====== Listed records ======

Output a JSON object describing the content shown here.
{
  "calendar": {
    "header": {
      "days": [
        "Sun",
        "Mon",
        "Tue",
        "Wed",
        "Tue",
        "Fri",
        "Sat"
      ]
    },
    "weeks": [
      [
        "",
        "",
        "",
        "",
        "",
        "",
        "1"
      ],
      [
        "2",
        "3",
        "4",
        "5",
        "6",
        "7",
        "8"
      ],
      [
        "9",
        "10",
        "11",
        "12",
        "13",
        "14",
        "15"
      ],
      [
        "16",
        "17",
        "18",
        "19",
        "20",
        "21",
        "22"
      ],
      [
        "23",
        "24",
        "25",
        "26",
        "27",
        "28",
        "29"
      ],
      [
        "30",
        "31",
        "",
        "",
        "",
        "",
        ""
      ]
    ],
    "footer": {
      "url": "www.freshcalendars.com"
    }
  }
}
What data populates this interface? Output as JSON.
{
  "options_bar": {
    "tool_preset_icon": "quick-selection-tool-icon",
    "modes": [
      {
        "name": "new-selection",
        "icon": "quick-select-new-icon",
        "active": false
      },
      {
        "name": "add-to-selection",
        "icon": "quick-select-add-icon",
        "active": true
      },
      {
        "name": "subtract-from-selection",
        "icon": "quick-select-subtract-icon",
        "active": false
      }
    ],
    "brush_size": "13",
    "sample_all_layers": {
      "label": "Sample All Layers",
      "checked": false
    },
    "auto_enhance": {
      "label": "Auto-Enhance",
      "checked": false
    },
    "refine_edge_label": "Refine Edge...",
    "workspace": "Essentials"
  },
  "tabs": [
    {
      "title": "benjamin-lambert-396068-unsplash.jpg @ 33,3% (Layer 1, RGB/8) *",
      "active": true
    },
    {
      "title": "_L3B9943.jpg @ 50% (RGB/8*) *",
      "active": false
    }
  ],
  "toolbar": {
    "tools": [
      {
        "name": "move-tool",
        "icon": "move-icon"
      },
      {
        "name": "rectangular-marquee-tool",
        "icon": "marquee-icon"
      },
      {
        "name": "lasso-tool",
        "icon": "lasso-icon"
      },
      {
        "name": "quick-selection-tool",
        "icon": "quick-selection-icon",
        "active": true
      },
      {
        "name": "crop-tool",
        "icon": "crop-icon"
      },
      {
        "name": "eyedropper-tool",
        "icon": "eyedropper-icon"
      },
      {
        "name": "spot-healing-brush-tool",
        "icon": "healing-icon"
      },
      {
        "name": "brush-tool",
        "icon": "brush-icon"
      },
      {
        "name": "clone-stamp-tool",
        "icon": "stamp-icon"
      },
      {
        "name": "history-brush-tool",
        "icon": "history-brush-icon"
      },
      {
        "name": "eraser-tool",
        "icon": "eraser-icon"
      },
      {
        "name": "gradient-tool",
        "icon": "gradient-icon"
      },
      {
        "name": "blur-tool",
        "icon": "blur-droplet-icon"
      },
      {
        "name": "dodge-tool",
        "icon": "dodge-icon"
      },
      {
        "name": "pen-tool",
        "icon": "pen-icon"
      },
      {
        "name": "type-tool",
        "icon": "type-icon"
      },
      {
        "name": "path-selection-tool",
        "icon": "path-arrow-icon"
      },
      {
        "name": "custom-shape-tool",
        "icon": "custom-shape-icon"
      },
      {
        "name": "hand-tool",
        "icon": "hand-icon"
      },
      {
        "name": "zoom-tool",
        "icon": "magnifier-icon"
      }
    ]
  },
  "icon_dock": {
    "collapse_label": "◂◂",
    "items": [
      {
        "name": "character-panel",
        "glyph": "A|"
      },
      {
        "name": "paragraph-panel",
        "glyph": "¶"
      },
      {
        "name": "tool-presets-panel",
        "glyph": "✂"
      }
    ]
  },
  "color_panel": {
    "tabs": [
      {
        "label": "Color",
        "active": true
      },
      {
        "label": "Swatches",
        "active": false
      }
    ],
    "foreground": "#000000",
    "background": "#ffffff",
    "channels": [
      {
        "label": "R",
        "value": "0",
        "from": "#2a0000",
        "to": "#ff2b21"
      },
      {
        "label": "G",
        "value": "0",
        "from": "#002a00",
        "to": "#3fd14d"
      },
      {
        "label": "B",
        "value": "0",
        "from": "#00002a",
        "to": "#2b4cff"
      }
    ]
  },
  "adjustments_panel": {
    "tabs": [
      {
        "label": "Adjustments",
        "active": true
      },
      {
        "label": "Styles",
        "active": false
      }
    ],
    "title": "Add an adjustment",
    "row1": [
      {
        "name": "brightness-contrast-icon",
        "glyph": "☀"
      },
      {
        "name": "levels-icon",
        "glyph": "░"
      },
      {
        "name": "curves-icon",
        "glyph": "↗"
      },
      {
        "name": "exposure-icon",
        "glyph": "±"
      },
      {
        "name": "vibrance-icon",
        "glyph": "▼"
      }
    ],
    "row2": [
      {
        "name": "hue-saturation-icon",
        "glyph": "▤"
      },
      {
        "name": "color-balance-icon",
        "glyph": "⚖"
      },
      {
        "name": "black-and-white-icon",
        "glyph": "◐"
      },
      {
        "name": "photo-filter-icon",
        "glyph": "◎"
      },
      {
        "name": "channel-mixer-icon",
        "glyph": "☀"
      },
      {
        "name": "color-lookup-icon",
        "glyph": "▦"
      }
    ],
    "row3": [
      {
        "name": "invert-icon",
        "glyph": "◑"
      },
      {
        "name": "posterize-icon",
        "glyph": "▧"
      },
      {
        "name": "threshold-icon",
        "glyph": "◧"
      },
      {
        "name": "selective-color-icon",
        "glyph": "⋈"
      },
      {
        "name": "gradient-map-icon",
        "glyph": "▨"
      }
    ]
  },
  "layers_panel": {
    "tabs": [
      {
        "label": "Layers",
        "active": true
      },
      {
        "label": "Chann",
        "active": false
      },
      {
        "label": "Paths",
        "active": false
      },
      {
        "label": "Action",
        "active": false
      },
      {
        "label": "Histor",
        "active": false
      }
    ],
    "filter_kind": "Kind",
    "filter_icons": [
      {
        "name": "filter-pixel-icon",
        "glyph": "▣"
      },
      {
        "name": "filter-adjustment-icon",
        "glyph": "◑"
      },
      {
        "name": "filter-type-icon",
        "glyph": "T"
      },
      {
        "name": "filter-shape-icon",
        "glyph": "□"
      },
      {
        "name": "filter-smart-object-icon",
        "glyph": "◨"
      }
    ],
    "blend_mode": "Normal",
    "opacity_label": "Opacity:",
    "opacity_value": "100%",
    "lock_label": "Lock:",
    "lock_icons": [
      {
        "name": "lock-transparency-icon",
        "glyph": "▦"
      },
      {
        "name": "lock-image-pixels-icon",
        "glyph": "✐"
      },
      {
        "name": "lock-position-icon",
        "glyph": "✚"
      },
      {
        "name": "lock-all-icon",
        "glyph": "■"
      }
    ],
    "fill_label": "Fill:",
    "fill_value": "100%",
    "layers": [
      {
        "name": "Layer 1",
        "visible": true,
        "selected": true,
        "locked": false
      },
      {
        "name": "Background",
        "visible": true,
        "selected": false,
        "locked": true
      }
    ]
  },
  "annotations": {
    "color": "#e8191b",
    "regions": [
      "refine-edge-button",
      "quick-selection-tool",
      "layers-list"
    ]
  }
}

======

What the task requires →
Write out every entry exactly as given.

Worked solution →
Output a JSON object describing the content shown here.
{
  "calendar": {
    "header": {
      "days": [
        "Sun",
        "Mon",
        "Tue",
        "Wed",
        "Tue",
        "Fri",
        "Sat"
      ]
    },
    "weeks": [
      [
        "",
        "",
        "",
        "",
        "",
        "",
        "1"
      ],
      [
        "2",
        "3",
        "4",
        "5",
        "6",
        "7",
        "8"
      ],
      [
        "9",
        "10",
        "11",
        "12",
        "13",
        "14",
        "15"
      ],
      [
        "16",
        "17",
        "18",
        "19",
        "20",
        "21",
        "22"
      ],
      [
        "23",
        "24",
        "25",
        "26",
        "27",
        "28",
        "29"
      ],
      [
        "30",
        "31",
        "",
        "",
        "",
        "",
        ""
      ]
    ],
    "footer": {
      "url": "www.freshcalendars.com"
    }
  }
}
What data populates this interface? Output as JSON.
{
  "options_bar": {
    "tool_preset_icon": "quick-selection-tool-icon",
    "modes": [
      {
        "name": "new-selection",
        "icon": "quick-select-new-icon",
        "active": false
      },
      {
        "name": "add-to-selection",
        "icon": "quick-select-add-icon",
        "active": true
      },
      {
        "name": "subtract-from-selection",
        "icon": "quick-select-subtract-icon",
        "active": false
      }
    ],
    "brush_size": "13",
    "sample_all_layers": {
      "label": "Sample All Layers",
      "checked": false
    },
    "auto_enhance": {
      "label": "Auto-Enhance",
      "checked": false
    },
    "refine_edge_label": "Refine Edge...",
    "workspace": "Essentials"
  },
  "tabs": [
    {
      "title": "benjamin-lambert-396068-unsplash.jpg @ 33,3% (Layer 1, RGB/8) *",
      "active": true
    },
    {
      "title": "_L3B9943.jpg @ 50% (RGB/8*) *",
      "active": false
    }
  ],
  "toolbar": {
    "tools": [
      {
        "name": "move-tool",
        "icon": "move-icon"
      },
      {
        "name": "rectangular-marquee-tool",
        "icon": "marquee-icon"
      },
      {
        "name": "lasso-tool",
        "icon": "lasso-icon"
      },
      {
        "name": "quick-selection-tool",
        "icon": "quick-selection-icon",
        "active": true
      },
      {
        "name": "crop-tool",
        "icon": "crop-icon"
      },
      {
        "name": "eyedropper-tool",
        "icon": "eyedropper-icon"
      },
      {
        "name": "spot-healing-brush-tool",
        "icon": "healing-icon"
      },
      {
        "name": "brush-tool",
        "icon": "brush-icon"
      },
      {
        "name": "clone-stamp-tool",
        "icon": "stamp-icon"
      },
      {
        "name": "history-brush-tool",
        "icon": "history-brush-icon"
      },
      {
        "name": "eraser-tool",
        "icon": "eraser-icon"
      },
      {
        "name": "gradient-tool",
        "icon": "gradient-icon"
      },
      {
        "name": "blur-tool",
        "icon": "blur-droplet-icon"
      },
      {
        "name": "dodge-tool",
        "icon": "dodge-icon"
      },
      {
        "name": "pen-tool",
        "icon": "pen-icon"
      },
      {
        "name": "type-tool",
        "icon": "type-icon"
      },
      {
        "name": "path-selection-tool",
        "icon": "path-arrow-icon"
      },
      {
        "name": "custom-shape-tool",
        "icon": "custom-shape-icon"
      },
      {
        "name": "hand-tool",
        "icon": "hand-icon"
      },
      {
        "name": "zoom-tool",
        "icon": "magnifier-icon"
      }
    ]
  },
  "icon_dock": {
    "collapse_label": "◂◂",
    "items": [
      {
        "name": "character-panel",
        "glyph": "A|"
      },
      {
        "name": "paragraph-panel",
        "glyph": "¶"
      },
      {
        "name": "tool-presets-panel",
        "glyph": "✂"
      }
    ]
  },
  "color_panel": {
    "tabs": [
      {
        "label": "Color",
        "active": true
      },
      {
        "label": "Swatches",
        "active": false
      }
    ],
    "foreground": "#000000",
    "background": "#ffffff",
    "channels": [
      {
        "label": "R",
        "value": "0",
        "from": "#2a0000",
        "to": "#ff2b21"
      },
      {
        "label": "G",
        "value": "0",
        "from": "#002a00",
        "to": "#3fd14d"
      },
      {
        "label": "B",
        "value": "0",
        "from": "#00002a",
        "to": "#2b4cff"
      }
    ]
  },
  "adjustments_panel": {
    "tabs": [
      {
        "label": "Adjustments",
        "active": true
      },
      {
        "label": "Styles",
        "active": false
      }
    ],
    "title": "Add an adjustment",
    "row1": [
      {
        "name": "brightness-contrast-icon",
        "glyph": "☀"
      },
      {
        "name": "levels-icon",
        "glyph": "░"
      },
      {
        "name": "curves-icon",
        "glyph": "↗"
      },
      {
        "name": "exposure-icon",
        "glyph": "±"
      },
      {
        "name": "vibrance-icon",
        "glyph": "▼"
      }
    ],
    "row2": [
      {
        "name": "hue-saturation-icon",
        "glyph": "▤"
      },
      {
        "name": "color-balance-icon",
        "glyph": "⚖"
      },
      {
        "name": "black-and-white-icon",
        "glyph": "◐"
      },
      {
        "name": "photo-filter-icon",
        "glyph": "◎"
      },
      {
        "name": "channel-mixer-icon",
        "glyph": "☀"
      },
      {
        "name": "color-lookup-icon",
        "glyph": "▦"
      }
    ],
    "row3": [
      {
        "name": "invert-icon",
        "glyph": "◑"
      },
      {
        "name": "posterize-icon",
        "glyph": "▧"
      },
      {
        "name": "threshold-icon",
        "glyph": "◧"
      },
      {
        "name": "selective-color-icon",
        "glyph": "⋈"
      },
      {
        "name": "gradient-map-icon",
        "glyph": "▨"
      }
    ]
  },
  "layers_panel": {
    "tabs": [
      {
        "label": "Layers",
        "active": true
      },
      {
        "label": "Chann",
        "active": false
      },
      {
        "label": "Paths",
        "active": false
      },
      {
        "label": "Action",
        "active": false
      },
      {
        "label": "Histor",
        "active": false
      }
    ],
    "filter_kind": "Kind",
    "filter_icons": [
      {
        "name": "filter-pixel-icon",
        "glyph": "▣"
      },
      {
        "name": "filter-adjustment-icon",
        "glyph": "◑"
      },
      {
        "name": "filter-type-icon",
        "glyph": "T"
      },
      {
        "name": "filter-shape-icon",
        "glyph": "□"
      },
      {
        "name": "filter-smart-object-icon",
        "glyph": "◨"
      }
    ],
    "blend_mode": "Normal",
    "opacity_label": "Opacity:",
    "opacity_value": "100%",
    "lock_label": "Lock:",
    "lock_icons": [
      {
        "name": "lock-transparency-icon",
        "glyph": "▦"
      },
      {
        "name": "lock-image-pixels-icon",
        "glyph": "✐"
      },
      {
        "name": "lock-position-icon",
        "glyph": "✚"
      },
      {
        "name": "lock-all-icon",
        "glyph": "■"
      }
    ],
    "fill_label": "Fill:",
    "fill_value": "100%",
    "layers": [
      {
        "name": "Layer 1",
        "visible": true,
        "selected": true,
        "locked": false
      },
      {
        "name": "Background",
        "visible": true,
        "selected": false,
        "locked": true
      }
    ]
  },
  "annotations": {
    "color": "#e8191b",
    "regions": [
      "refine-edge-button",
      "quick-selection-tool",
      "layers-list"
    ]
  }
}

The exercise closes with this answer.